WHAT THE EXERCISE ASKS: In the entries below, count the lines holding "name". Reply with the number only.

DATASET ENTRIES:
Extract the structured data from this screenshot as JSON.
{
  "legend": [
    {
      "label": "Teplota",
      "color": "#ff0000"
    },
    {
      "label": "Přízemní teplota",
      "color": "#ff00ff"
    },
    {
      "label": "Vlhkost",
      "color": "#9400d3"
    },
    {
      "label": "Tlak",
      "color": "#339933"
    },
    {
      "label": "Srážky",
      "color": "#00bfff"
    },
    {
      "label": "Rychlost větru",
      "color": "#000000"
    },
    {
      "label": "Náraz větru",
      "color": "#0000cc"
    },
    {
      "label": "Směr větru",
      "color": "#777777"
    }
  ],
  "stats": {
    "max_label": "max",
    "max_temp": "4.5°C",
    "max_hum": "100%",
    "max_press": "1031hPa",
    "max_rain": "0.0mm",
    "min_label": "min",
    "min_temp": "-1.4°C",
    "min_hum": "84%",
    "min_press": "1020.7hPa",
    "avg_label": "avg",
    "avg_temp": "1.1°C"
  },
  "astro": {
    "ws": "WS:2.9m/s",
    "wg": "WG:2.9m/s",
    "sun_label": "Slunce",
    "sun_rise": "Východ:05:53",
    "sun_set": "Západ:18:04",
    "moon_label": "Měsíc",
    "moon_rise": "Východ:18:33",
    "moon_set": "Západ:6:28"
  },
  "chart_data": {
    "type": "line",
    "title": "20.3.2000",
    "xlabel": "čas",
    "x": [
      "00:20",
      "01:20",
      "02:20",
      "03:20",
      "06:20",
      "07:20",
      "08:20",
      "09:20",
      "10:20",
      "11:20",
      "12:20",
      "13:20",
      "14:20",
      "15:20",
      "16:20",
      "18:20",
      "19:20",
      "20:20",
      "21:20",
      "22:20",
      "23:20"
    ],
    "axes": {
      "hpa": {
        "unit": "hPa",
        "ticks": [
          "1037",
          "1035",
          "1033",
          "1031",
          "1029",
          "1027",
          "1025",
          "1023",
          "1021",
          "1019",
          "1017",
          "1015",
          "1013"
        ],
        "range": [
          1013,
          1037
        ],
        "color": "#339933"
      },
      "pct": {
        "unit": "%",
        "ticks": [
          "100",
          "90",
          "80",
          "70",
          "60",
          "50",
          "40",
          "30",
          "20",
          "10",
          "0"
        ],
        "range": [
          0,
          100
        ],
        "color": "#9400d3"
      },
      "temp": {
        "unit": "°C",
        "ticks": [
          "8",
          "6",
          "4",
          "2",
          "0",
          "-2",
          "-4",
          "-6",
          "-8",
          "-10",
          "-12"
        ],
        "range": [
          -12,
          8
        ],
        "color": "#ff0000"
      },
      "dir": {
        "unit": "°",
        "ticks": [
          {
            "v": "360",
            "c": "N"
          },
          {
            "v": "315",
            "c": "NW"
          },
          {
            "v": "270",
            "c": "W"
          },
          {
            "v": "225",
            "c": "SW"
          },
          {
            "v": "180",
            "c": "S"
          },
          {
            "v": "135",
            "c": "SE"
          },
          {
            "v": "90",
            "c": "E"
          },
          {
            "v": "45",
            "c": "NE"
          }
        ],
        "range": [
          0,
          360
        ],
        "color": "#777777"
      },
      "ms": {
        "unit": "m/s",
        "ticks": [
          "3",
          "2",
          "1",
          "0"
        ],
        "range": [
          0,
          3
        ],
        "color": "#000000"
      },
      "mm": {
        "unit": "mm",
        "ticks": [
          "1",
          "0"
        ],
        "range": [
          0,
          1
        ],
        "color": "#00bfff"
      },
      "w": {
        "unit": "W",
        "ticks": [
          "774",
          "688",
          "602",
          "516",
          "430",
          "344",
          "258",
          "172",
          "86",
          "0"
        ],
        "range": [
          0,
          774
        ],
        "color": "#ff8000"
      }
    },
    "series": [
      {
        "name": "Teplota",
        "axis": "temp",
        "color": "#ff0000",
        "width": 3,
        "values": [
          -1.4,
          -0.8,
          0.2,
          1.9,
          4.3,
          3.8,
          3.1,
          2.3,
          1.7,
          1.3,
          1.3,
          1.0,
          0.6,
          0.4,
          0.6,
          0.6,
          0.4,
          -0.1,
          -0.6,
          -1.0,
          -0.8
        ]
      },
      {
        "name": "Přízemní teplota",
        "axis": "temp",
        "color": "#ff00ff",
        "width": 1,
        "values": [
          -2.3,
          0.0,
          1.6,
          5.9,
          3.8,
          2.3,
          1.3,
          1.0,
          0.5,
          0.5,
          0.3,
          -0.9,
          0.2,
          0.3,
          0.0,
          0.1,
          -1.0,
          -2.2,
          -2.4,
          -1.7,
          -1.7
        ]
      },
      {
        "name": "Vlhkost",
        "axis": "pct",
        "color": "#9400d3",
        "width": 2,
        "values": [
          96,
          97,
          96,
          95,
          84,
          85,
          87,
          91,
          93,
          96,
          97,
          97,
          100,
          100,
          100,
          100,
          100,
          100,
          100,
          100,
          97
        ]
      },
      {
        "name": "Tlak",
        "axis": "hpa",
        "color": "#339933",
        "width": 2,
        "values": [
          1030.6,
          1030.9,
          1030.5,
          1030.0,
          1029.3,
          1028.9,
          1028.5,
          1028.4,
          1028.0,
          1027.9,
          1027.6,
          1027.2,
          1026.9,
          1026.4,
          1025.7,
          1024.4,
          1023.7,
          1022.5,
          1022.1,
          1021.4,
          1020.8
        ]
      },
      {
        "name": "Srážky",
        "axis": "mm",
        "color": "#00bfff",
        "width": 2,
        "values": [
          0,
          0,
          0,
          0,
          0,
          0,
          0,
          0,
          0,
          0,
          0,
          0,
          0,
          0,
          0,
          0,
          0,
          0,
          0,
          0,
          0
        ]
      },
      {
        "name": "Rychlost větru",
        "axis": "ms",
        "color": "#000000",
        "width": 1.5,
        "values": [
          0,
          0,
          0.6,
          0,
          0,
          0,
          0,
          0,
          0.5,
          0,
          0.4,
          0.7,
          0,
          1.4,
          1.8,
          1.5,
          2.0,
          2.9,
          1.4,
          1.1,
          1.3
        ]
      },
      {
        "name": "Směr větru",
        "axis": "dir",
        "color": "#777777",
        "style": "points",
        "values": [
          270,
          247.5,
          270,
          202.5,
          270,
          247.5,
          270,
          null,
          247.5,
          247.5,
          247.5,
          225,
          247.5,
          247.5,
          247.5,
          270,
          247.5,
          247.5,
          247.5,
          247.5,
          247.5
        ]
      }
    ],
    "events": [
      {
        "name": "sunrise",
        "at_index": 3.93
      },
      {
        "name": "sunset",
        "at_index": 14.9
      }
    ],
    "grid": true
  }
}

EXPECTED ANSWER: 9